*Given task*. Please rewrite the part of the Saint-Saëns CD review that begins at the words "I greatly enjoyed" and stops after "quartet on Wednesday.", substituting "Mozart" for "Haydn".

Camille Saint-Saëns. Born in Paris in 1835. Died in 1921. 86 is not a bad age for a composer. I've always had a soft spot for his music, particularly his chamber music, and his violin concertos. A recent CD features the Swedish violinist Cecilia Zilliacus with, varying, Christian Ihle Hadland (piano) and Stephen Fitzpatrick (harp). I have rarely encountered the playing of Zilliacus in the past, but I really admired her in these Saint-Saëns works. Her husky tone suits the music admirably, and she plays with a wide variety of bowings and dynamics. The first sonata is well known (it was a favourite of Jascha Heifetz). The second sonata is rarely played, but it makes for relaxed and enjoyable listening, so typical of the music of Saint-Saëns who was completely devoid of any Mahler-like Angst and anguish. The Fantaisie Op 124, and the Berceuse Op 38, both with harp accompaniment, make me wonder why there is so very little music for violin and harp. The gentle sound of the harp complements a violin so much better than the more masculine and domineering sound of a piano.

I greatly enjoyed this Saint-Saëns CD. It makes for highly comfortable listening; a bit like a French Haydn, with no stress. Given his long life, Saint-Saëns wrote a very great deal of music. A greater part of it is now rarely played. Our loss. I enjoyed the sound and playing of Cecilia Zilliacus; I know nothing about her, except I have an old CD of her playing Bartok and Dohnanyi. To my surprise, I already have a recording of the "unknown" Fantaisie for violin and harp -- played by Arnold Eidus and E.Vito in 1960. The BIS recording is excellent (BIS is a good company) and well-balanced. I suspect BIS has engineers who know about classical recording, unlike many companies who just seem to use pick-up free-lance recording specialists who may record a pop group on Monday, a jazz band on Tuesday, and a string quartet on Wednesday.

*Material provided*.
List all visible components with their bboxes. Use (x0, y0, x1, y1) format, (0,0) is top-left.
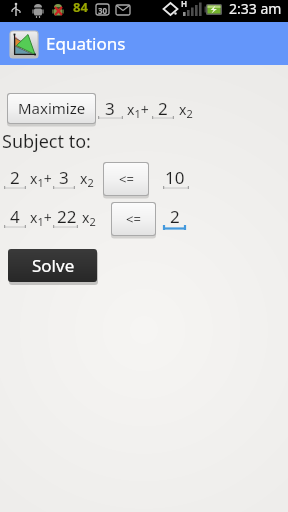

*Exercise answer*.
I greatly enjoyed this Saint-Saëns CD. It makes for highly comfortable listening; a bit like a French Mozart, with no stress. Given his long life, Saint-Saëns wrote a very great deal of music. A greater part of it is now rarely played. Our loss. I enjoyed the sound and playing of Cecilia Zilliacus; I know nothing about her, except I have an old CD of her playing Bartok and Dohnanyi. To my surprise, I already have a recording of the "unknown" Fantaisie for violin and harp -- played by Arnold Eidus and E.Vito in 1960. The BIS recording is excellent (BIS is a good company) and well-balanced. I suspect BIS has engineers who know about classical recording, unlike many companies who just seem to use pick-up free-lance recording specialists who may record a pop group on Monday, a jazz band on Tuesday, and a string quartet on Wednesday.